━━ RECORDS ━━

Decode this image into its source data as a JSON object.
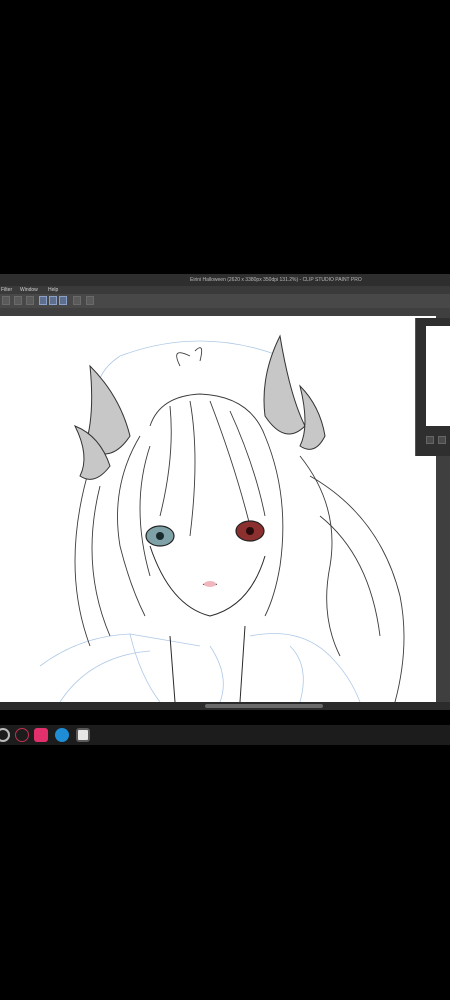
{
  "window": {
    "title": "Eirini Halloween (2620 x 3380px 350dpi 131.2%) - CLIP STUDIO PAINT PRO"
  },
  "menu": {
    "items": [
      "Filter",
      "Window",
      "Help"
    ]
  },
  "toolbar": {
    "icons": [
      "undo-icon",
      "redo-icon",
      "clear-icon",
      "pen-tool-icon",
      "pencil-tool-icon",
      "brush-tool-icon",
      "stamp-icon"
    ]
  },
  "canvas": {
    "content": "line-art illustration"
  },
  "taskbar": {
    "apps": [
      "search",
      "itch",
      "instagram",
      "edge",
      "clip-studio-paint"
    ]
  },
  "colors": {
    "accent": "#8aa0c8",
    "instagram": "#e1306c",
    "edge": "#1f8dd6"
  }
}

━━━

### PROBLEM TO WORK ON
Leave out the pictures and return every record word for word.

### EXERCISE ANSWER
Decode this image into its source data as a JSON object.
{
  "window": {
    "title": "Eirini Halloween (2620 x 3380px 350dpi 131.2%) - CLIP STUDIO PAINT PRO"
  },
  "menu": {
    "items": [
      "Filter",
      "Window",
      "Help"
    ]
  },
  "toolbar": {
    "icons": [
      "undo-icon",
      "redo-icon",
      "clear-icon",
      "pen-tool-icon",
      "pencil-tool-icon",
      "brush-tool-icon",
      "stamp-icon"
    ]
  },
  "canvas": {
    "content": "line-art illustration"
  },
  "taskbar": {
    "apps": [
      "search",
      "itch",
      "instagram",
      "edge",
      "clip-studio-paint"
    ]
  },
  "colors": {
    "accent": "#8aa0c8",
    "instagram": "#e1306c",
    "edge": "#1f8dd6"
  }
}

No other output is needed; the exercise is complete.